(Stored records)
----------

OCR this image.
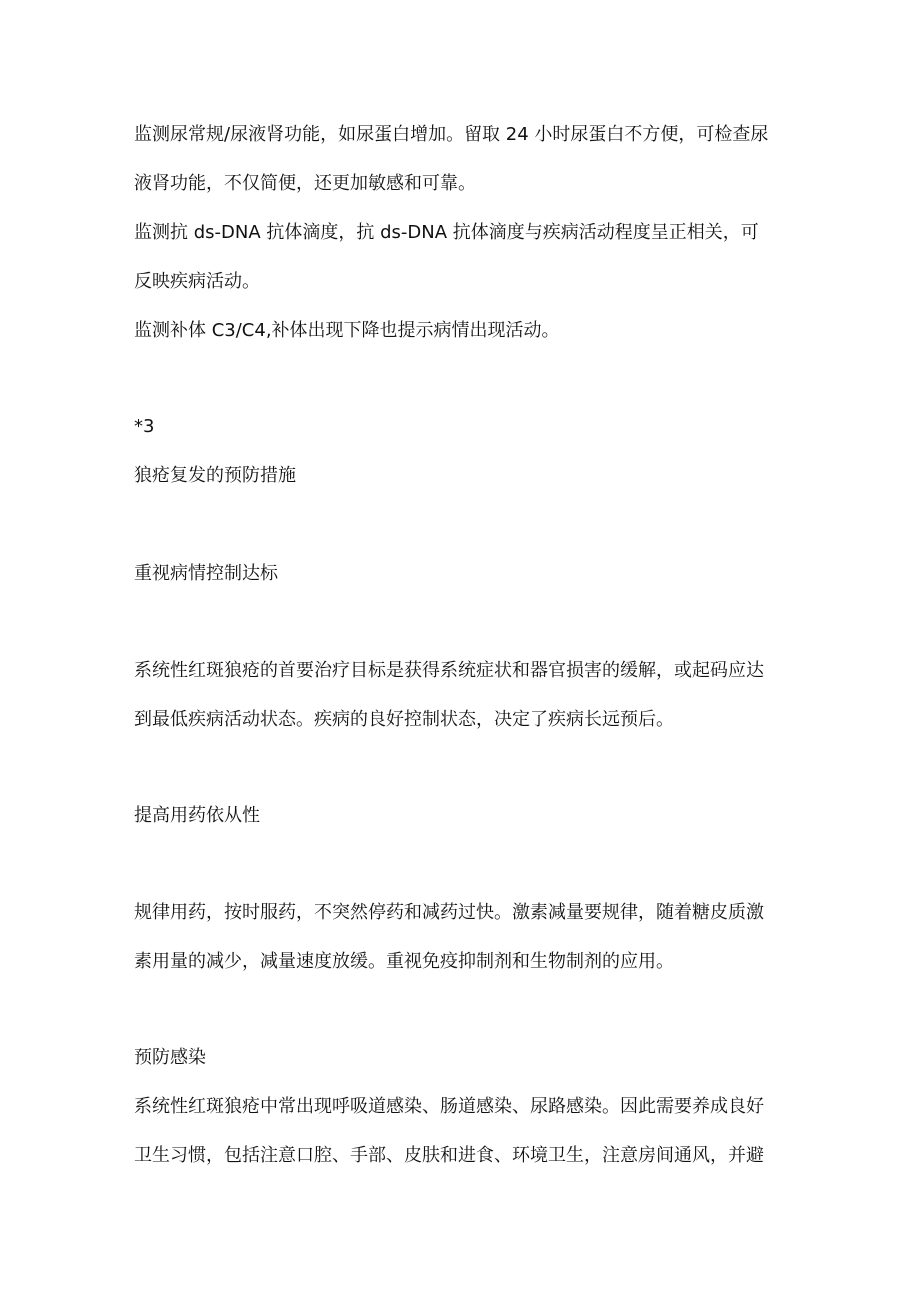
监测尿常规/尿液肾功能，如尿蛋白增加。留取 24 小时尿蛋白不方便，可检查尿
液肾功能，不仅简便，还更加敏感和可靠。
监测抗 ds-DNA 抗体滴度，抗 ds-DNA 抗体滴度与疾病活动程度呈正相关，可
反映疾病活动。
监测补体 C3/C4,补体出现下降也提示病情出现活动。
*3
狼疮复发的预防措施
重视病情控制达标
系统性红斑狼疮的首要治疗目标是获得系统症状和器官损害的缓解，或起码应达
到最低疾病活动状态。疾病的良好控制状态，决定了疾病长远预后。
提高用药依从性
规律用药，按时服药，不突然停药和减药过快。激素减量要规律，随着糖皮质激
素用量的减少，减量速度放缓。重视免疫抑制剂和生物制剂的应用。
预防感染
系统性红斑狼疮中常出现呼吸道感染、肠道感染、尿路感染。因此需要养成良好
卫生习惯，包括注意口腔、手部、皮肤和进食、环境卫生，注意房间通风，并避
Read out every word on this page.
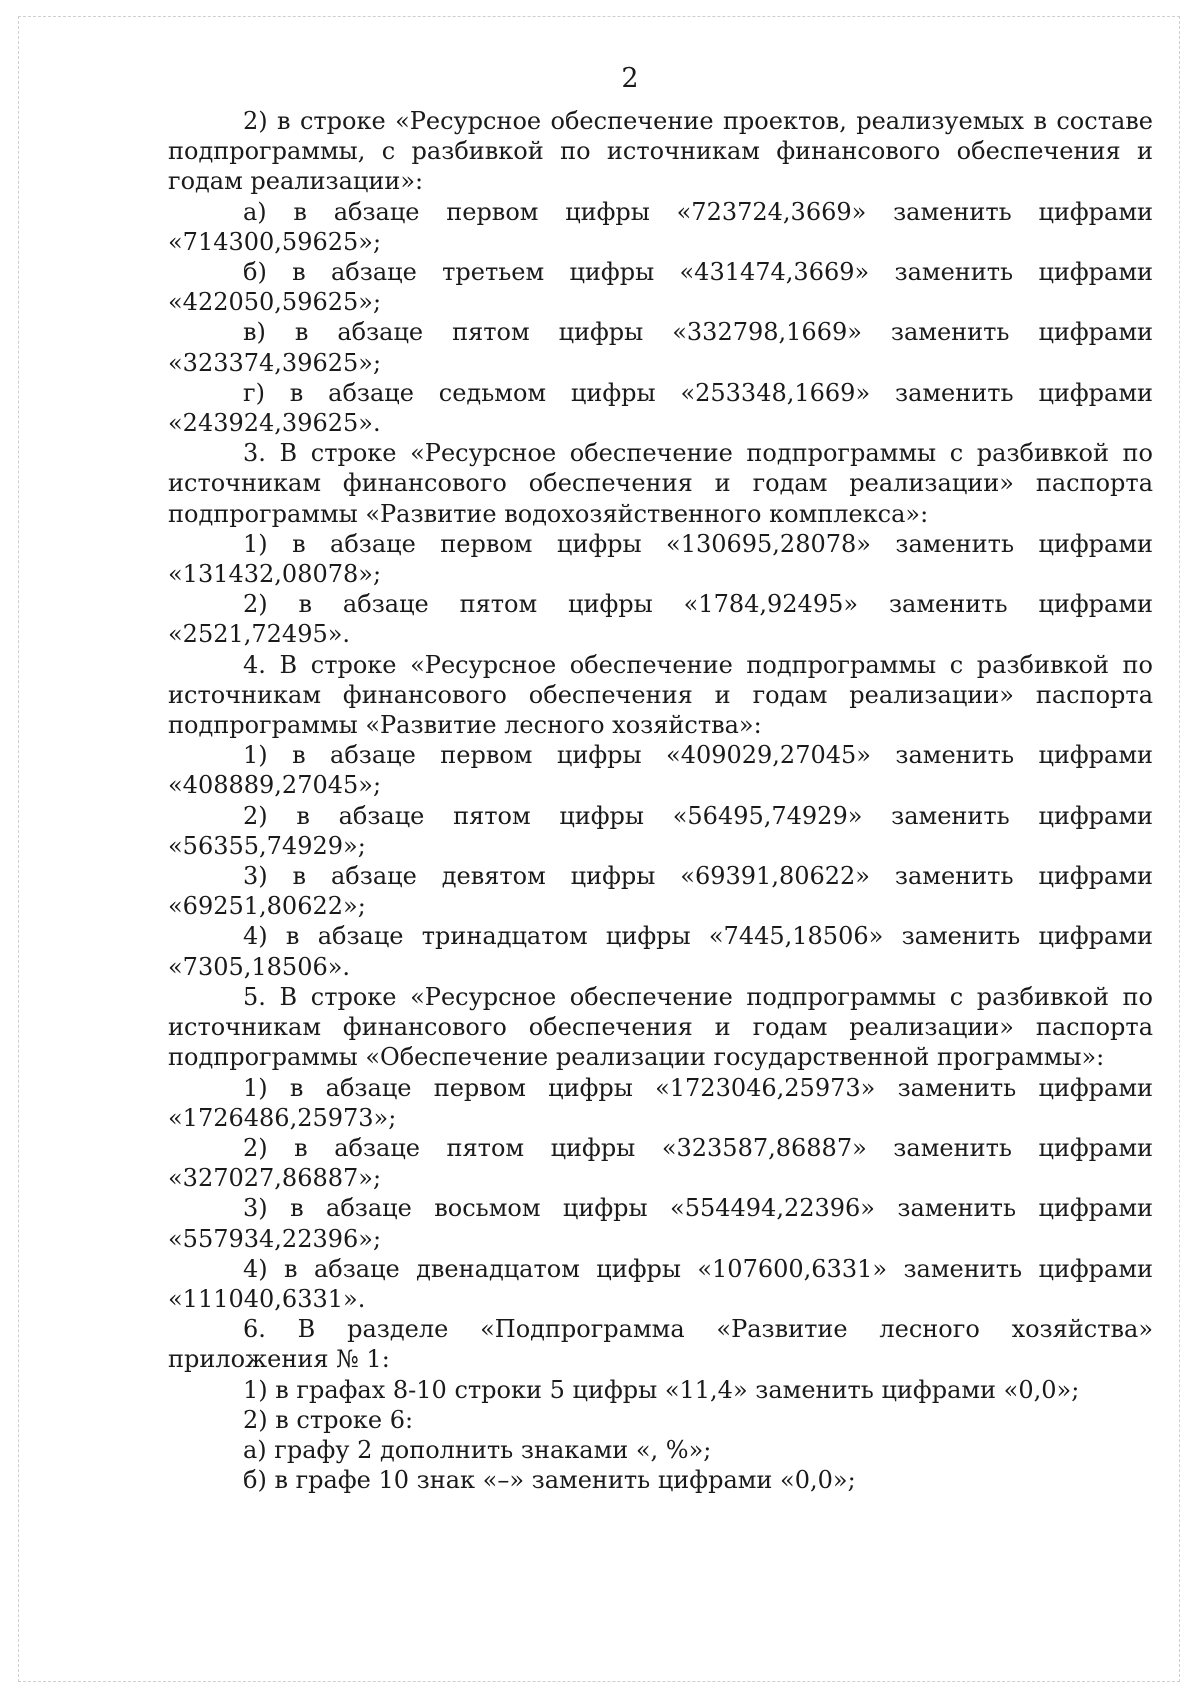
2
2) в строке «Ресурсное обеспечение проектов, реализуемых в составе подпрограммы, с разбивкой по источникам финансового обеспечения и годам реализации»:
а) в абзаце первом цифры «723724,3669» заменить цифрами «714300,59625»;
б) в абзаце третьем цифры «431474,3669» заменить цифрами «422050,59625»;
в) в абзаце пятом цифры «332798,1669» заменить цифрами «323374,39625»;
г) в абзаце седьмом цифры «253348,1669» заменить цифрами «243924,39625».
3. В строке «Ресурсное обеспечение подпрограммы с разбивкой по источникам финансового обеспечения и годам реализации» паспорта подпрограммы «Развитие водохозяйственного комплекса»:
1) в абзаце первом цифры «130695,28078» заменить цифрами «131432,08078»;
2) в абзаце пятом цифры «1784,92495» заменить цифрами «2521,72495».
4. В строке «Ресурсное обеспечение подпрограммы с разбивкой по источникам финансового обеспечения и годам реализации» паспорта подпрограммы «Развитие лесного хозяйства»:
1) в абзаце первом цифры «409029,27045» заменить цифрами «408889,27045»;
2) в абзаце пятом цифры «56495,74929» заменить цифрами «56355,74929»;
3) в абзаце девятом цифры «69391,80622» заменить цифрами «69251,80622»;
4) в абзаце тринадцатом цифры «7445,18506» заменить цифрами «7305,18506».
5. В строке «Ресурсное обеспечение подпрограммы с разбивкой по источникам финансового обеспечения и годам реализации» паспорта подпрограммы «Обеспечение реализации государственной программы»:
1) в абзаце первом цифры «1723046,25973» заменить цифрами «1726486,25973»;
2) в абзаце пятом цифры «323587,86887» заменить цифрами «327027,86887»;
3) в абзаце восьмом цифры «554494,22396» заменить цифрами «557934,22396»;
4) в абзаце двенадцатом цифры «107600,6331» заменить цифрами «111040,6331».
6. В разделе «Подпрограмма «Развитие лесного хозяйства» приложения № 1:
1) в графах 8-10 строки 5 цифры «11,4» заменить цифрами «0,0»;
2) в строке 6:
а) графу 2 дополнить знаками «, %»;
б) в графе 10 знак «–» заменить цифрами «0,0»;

----------

Print each of the records above exactly as written, leaving no picture in the copy.

OCR this image.
监测尿常规/尿液肾功能，如尿蛋白增加。留取 24 小时尿蛋白不方便，可检查尿
液肾功能，不仅简便，还更加敏感和可靠。
监测抗 ds-DNA 抗体滴度，抗 ds-DNA 抗体滴度与疾病活动程度呈正相关，可
反映疾病活动。
监测补体 C3/C4,补体出现下降也提示病情出现活动。
*3
狼疮复发的预防措施
重视病情控制达标
系统性红斑狼疮的首要治疗目标是获得系统症状和器官损害的缓解，或起码应达
到最低疾病活动状态。疾病的良好控制状态，决定了疾病长远预后。
提高用药依从性
规律用药，按时服药，不突然停药和减药过快。激素减量要规律，随着糖皮质激
素用量的减少，减量速度放缓。重视免疫抑制剂和生物制剂的应用。
预防感染
系统性红斑狼疮中常出现呼吸道感染、肠道感染、尿路感染。因此需要养成良好
卫生习惯，包括注意口腔、手部、皮肤和进食、环境卫生，注意房间通风，并避
Read out every word on this page.
2
2) в строке «Ресурсное обеспечение проектов, реализуемых в составе подпрограммы, с разбивкой по источникам финансового обеспечения и годам реализации»:
а) в абзаце первом цифры «723724,3669» заменить цифрами «714300,59625»;
б) в абзаце третьем цифры «431474,3669» заменить цифрами «422050,59625»;
в) в абзаце пятом цифры «332798,1669» заменить цифрами «323374,39625»;
г) в абзаце седьмом цифры «253348,1669» заменить цифрами «243924,39625».
3. В строке «Ресурсное обеспечение подпрограммы с разбивкой по источникам финансового обеспечения и годам реализации» паспорта подпрограммы «Развитие водохозяйственного комплекса»:
1) в абзаце первом цифры «130695,28078» заменить цифрами «131432,08078»;
2) в абзаце пятом цифры «1784,92495» заменить цифрами «2521,72495».
4. В строке «Ресурсное обеспечение подпрограммы с разбивкой по источникам финансового обеспечения и годам реализации» паспорта подпрограммы «Развитие лесного хозяйства»:
1) в абзаце первом цифры «409029,27045» заменить цифрами «408889,27045»;
2) в абзаце пятом цифры «56495,74929» заменить цифрами «56355,74929»;
3) в абзаце девятом цифры «69391,80622» заменить цифрами «69251,80622»;
4) в абзаце тринадцатом цифры «7445,18506» заменить цифрами «7305,18506».
5. В строке «Ресурсное обеспечение подпрограммы с разбивкой по источникам финансового обеспечения и годам реализации» паспорта подпрограммы «Обеспечение реализации государственной программы»:
1) в абзаце первом цифры «1723046,25973» заменить цифрами «1726486,25973»;
2) в абзаце пятом цифры «323587,86887» заменить цифрами «327027,86887»;
3) в абзаце восьмом цифры «554494,22396» заменить цифрами «557934,22396»;
4) в абзаце двенадцатом цифры «107600,6331» заменить цифрами «111040,6331».
6. В разделе «Подпрограмма «Развитие лесного хозяйства» приложения № 1:
1) в графах 8-10 строки 5 цифры «11,4» заменить цифрами «0,0»;
2) в строке 6:
а) графу 2 дополнить знаками «, %»;
б) в графе 10 знак «–» заменить цифрами «0,0»;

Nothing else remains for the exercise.